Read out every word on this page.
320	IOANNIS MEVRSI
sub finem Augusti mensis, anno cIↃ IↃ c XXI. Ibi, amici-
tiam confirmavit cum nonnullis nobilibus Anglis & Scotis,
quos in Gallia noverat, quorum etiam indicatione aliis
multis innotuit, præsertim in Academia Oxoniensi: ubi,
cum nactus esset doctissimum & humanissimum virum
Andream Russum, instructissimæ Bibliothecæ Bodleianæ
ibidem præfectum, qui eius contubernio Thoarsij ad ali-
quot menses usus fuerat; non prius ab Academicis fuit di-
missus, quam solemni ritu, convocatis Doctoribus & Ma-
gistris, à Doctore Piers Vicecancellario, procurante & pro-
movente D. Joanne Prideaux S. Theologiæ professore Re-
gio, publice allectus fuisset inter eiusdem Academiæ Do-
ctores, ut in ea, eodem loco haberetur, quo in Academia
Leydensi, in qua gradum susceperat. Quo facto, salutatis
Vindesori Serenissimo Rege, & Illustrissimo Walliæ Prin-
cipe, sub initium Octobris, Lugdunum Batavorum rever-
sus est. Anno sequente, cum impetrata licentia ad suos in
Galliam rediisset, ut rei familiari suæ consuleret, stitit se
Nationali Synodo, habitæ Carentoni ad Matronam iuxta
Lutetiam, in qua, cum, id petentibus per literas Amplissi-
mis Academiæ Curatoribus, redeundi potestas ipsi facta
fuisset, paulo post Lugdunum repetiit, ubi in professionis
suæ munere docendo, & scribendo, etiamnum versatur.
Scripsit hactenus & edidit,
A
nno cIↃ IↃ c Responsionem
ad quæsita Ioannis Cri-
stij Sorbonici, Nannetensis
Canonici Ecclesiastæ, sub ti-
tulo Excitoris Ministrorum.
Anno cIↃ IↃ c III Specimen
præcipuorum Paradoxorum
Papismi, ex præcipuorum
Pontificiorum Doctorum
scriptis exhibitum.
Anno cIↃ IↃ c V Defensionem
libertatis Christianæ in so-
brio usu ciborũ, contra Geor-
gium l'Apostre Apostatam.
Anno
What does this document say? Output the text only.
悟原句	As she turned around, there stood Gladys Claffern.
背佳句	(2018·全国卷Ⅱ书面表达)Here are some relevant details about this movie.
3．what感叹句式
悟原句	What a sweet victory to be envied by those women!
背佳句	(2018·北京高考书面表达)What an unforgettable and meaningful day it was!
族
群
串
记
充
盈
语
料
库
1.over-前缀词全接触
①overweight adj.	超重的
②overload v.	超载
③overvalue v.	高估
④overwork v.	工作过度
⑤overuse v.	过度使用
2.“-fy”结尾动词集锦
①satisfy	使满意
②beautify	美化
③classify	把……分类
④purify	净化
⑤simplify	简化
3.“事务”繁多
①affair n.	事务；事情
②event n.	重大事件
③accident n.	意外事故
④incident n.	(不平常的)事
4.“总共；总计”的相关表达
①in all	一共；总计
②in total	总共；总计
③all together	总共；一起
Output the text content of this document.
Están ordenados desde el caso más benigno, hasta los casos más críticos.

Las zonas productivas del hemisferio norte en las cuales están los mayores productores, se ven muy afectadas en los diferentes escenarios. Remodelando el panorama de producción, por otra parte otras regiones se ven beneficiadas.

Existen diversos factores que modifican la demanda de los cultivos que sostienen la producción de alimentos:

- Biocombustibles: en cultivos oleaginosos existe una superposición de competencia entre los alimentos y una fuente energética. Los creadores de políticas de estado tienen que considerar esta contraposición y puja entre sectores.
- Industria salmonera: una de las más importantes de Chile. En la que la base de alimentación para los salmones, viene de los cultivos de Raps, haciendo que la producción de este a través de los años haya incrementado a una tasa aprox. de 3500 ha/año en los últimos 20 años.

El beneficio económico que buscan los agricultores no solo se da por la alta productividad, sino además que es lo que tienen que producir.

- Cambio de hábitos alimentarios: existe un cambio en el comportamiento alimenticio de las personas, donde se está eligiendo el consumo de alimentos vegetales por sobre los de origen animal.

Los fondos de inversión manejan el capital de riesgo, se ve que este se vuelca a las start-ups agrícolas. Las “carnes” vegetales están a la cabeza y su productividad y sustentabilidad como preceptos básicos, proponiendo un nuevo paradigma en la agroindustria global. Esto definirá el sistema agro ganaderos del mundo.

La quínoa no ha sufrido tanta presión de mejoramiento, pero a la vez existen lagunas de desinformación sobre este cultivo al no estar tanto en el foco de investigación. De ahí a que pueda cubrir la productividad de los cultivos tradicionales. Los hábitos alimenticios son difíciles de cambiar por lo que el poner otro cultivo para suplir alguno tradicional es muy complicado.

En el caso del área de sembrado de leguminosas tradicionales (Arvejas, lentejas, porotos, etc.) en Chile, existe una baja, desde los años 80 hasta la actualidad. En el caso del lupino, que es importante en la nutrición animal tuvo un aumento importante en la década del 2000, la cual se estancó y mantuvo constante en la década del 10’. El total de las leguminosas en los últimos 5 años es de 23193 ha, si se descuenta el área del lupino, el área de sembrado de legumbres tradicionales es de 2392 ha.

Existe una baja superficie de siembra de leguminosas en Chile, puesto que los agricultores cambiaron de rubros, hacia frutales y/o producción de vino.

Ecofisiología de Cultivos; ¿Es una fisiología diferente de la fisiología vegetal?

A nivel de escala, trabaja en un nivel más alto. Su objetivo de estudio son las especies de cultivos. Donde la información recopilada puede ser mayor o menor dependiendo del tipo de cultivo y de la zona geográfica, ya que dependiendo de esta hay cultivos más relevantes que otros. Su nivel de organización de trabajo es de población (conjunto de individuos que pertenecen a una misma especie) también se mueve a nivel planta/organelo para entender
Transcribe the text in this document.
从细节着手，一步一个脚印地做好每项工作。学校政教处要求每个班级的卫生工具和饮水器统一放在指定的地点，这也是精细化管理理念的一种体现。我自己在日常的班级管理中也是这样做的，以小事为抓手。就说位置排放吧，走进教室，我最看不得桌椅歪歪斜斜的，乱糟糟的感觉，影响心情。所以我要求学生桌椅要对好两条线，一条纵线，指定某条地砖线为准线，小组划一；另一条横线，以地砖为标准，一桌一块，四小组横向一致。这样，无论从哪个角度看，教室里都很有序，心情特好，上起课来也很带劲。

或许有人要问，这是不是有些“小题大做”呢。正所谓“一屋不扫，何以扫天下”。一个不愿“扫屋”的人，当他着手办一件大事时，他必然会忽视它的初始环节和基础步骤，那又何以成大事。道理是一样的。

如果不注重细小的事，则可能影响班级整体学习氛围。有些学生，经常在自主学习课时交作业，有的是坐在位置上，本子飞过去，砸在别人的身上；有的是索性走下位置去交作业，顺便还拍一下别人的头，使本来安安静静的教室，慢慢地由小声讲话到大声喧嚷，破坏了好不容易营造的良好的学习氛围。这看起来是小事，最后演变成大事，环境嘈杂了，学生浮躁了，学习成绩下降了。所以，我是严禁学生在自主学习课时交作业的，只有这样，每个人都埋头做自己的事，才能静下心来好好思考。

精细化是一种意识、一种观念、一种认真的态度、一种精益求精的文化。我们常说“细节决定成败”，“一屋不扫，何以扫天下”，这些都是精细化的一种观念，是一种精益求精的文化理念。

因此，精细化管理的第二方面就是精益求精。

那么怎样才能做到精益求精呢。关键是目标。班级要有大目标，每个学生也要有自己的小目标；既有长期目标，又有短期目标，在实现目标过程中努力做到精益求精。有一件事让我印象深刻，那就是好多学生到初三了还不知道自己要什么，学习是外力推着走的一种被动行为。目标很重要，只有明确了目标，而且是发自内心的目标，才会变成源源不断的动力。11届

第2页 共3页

== WRITTEN INSTRUCTION ==
All records above must be set down exactly, please.

== EXERCISE OUTPUT ==
Read out every word on this page.
320	IOANNIS MEVRSI
sub finem Augusti mensis, anno cIↃ IↃ c XXI. Ibi, amici-
tiam confirmavit cum nonnullis nobilibus Anglis & Scotis,
quos in Gallia noverat, quorum etiam indicatione aliis
multis innotuit, præsertim in Academia Oxoniensi: ubi,
cum nactus esset doctissimum & humanissimum virum
Andream Russum, instructissimæ Bibliothecæ Bodleianæ
ibidem præfectum, qui eius contubernio Thoarsij ad ali-
quot menses usus fuerat; non prius ab Academicis fuit di-
missus, quam solemni ritu, convocatis Doctoribus & Ma-
gistris, à Doctore Piers Vicecancellario, procurante & pro-
movente D. Joanne Prideaux S. Theologiæ professore Re-
gio, publice allectus fuisset inter eiusdem Academiæ Do-
ctores, ut in ea, eodem loco haberetur, quo in Academia
Leydensi, in qua gradum susceperat. Quo facto, salutatis
Vindesori Serenissimo Rege, & Illustrissimo Walliæ Prin-
cipe, sub initium Octobris, Lugdunum Batavorum rever-
sus est. Anno sequente, cum impetrata licentia ad suos in
Galliam rediisset, ut rei familiari suæ consuleret, stitit se
Nationali Synodo, habitæ Carentoni ad Matronam iuxta
Lutetiam, in qua, cum, id petentibus per literas Amplissi-
mis Academiæ Curatoribus, redeundi potestas ipsi facta
fuisset, paulo post Lugdunum repetiit, ubi in professionis
suæ munere docendo, & scribendo, etiamnum versatur.
Scripsit hactenus & edidit,
A
nno cIↃ IↃ c Responsionem
ad quæsita Ioannis Cri-
stij Sorbonici, Nannetensis
Canonici Ecclesiastæ, sub ti-
tulo Excitoris Ministrorum.
Anno cIↃ IↃ c III Specimen
præcipuorum Paradoxorum
Papismi, ex præcipuorum
Pontificiorum Doctorum
scriptis exhibitum.
Anno cIↃ IↃ c V Defensionem
libertatis Christianæ in so-
brio usu ciborũ, contra Geor-
gium l'Apostre Apostatam.
Anno
What does this document say? Output the text only.
悟原句	As she turned around, there stood Gladys Claffern.
背佳句	(2018·全国卷Ⅱ书面表达)Here are some relevant details about this movie.
3．what感叹句式
悟原句	What a sweet victory to be envied by those women!
背佳句	(2018·北京高考书面表达)What an unforgettable and meaningful day it was!
族
群
串
记
充
盈
语
料
库
1.over-前缀词全接触
①overweight adj.	超重的
②overload v.	超载
③overvalue v.	高估
④overwork v.	工作过度
⑤overuse v.	过度使用
2.“-fy”结尾动词集锦
①satisfy	使满意
②beautify	美化
③classify	把……分类
④purify	净化
⑤simplify	简化
3.“事务”繁多
①affair n.	事务；事情
②event n.	重大事件
③accident n.	意外事故
④incident n.	(不平常的)事
4.“总共；总计”的相关表达
①in all	一共；总计
②in total	总共；总计
③all together	总共；一起
Output the text content of this document.
Están ordenados desde el caso más benigno, hasta los casos más críticos.

Las zonas productivas del hemisferio norte en las cuales están los mayores productores, se ven muy afectadas en los diferentes escenarios. Remodelando el panorama de producción, por otra parte otras regiones se ven beneficiadas.

Existen diversos factores que modifican la demanda de los cultivos que sostienen la producción de alimentos:

- Biocombustibles: en cultivos oleaginosos existe una superposición de competencia entre los alimentos y una fuente energética. Los creadores de políticas de estado tienen que considerar esta contraposición y puja entre sectores.
- Industria salmonera: una de las más importantes de Chile. En la que la base de alimentación para los salmones, viene de los cultivos de Raps, haciendo que la producción de este a través de los años haya incrementado a una tasa aprox. de 3500 ha/año en los últimos 20 años.

El beneficio económico que buscan los agricultores no solo se da por la alta productividad, sino además que es lo que tienen que producir.

- Cambio de hábitos alimentarios: existe un cambio en el comportamiento alimenticio de las personas, donde se está eligiendo el consumo de alimentos vegetales por sobre los de origen animal.

Los fondos de inversión manejan el capital de riesgo, se ve que este se vuelca a las start-ups agrícolas. Las “carnes” vegetales están a la cabeza y su productividad y sustentabilidad como preceptos básicos, proponiendo un nuevo paradigma en la agroindustria global. Esto definirá el sistema agro ganaderos del mundo.

La quínoa no ha sufrido tanta presión de mejoramiento, pero a la vez existen lagunas de desinformación sobre este cultivo al no estar tanto en el foco de investigación. De ahí a que pueda cubrir la productividad de los cultivos tradicionales. Los hábitos alimenticios son difíciles de cambiar por lo que el poner otro cultivo para suplir alguno tradicional es muy complicado.

En el caso del área de sembrado de leguminosas tradicionales (Arvejas, lentejas, porotos, etc.) en Chile, existe una baja, desde los años 80 hasta la actualidad. En el caso del lupino, que es importante en la nutrición animal tuvo un aumento importante en la década del 2000, la cual se estancó y mantuvo constante en la década del 10’. El total de las leguminosas en los últimos 5 años es de 23193 ha, si se descuenta el área del lupino, el área de sembrado de legumbres tradicionales es de 2392 ha.

Existe una baja superficie de siembra de leguminosas en Chile, puesto que los agricultores cambiaron de rubros, hacia frutales y/o producción de vino.

Ecofisiología de Cultivos; ¿Es una fisiología diferente de la fisiología vegetal?

A nivel de escala, trabaja en un nivel más alto. Su objetivo de estudio son las especies de cultivos. Donde la información recopilada puede ser mayor o menor dependiendo del tipo de cultivo y de la zona geográfica, ya que dependiendo de esta hay cultivos más relevantes que otros. Su nivel de organización de trabajo es de población (conjunto de individuos que pertenecen a una misma especie) también se mueve a nivel planta/organelo para entender
Transcribe the text in this document.
从细节着手，一步一个脚印地做好每项工作。学校政教处要求每个班级的卫生工具和饮水器统一放在指定的地点，这也是精细化管理理念的一种体现。我自己在日常的班级管理中也是这样做的，以小事为抓手。就说位置排放吧，走进教室，我最看不得桌椅歪歪斜斜的，乱糟糟的感觉，影响心情。所以我要求学生桌椅要对好两条线，一条纵线，指定某条地砖线为准线，小组划一；另一条横线，以地砖为标准，一桌一块，四小组横向一致。这样，无论从哪个角度看，教室里都很有序，心情特好，上起课来也很带劲。

或许有人要问，这是不是有些“小题大做”呢。正所谓“一屋不扫，何以扫天下”。一个不愿“扫屋”的人，当他着手办一件大事时，他必然会忽视它的初始环节和基础步骤，那又何以成大事。道理是一样的。

如果不注重细小的事，则可能影响班级整体学习氛围。有些学生，经常在自主学习课时交作业，有的是坐在位置上，本子飞过去，砸在别人的身上；有的是索性走下位置去交作业，顺便还拍一下别人的头，使本来安安静静的教室，慢慢地由小声讲话到大声喧嚷，破坏了好不容易营造的良好的学习氛围。这看起来是小事，最后演变成大事，环境嘈杂了，学生浮躁了，学习成绩下降了。所以，我是严禁学生在自主学习课时交作业的，只有这样，每个人都埋头做自己的事，才能静下心来好好思考。

精细化是一种意识、一种观念、一种认真的态度、一种精益求精的文化。我们常说“细节决定成败”，“一屋不扫，何以扫天下”，这些都是精细化的一种观念，是一种精益求精的文化理念。

因此，精细化管理的第二方面就是精益求精。

那么怎样才能做到精益求精呢。关键是目标。班级要有大目标，每个学生也要有自己的小目标；既有长期目标，又有短期目标，在实现目标过程中努力做到精益求精。有一件事让我印象深刻，那就是好多学生到初三了还不知道自己要什么，学习是外力推着走的一种被动行为。目标很重要，只有明确了目标，而且是发自内心的目标，才会变成源源不断的动力。11届

第2页 共3页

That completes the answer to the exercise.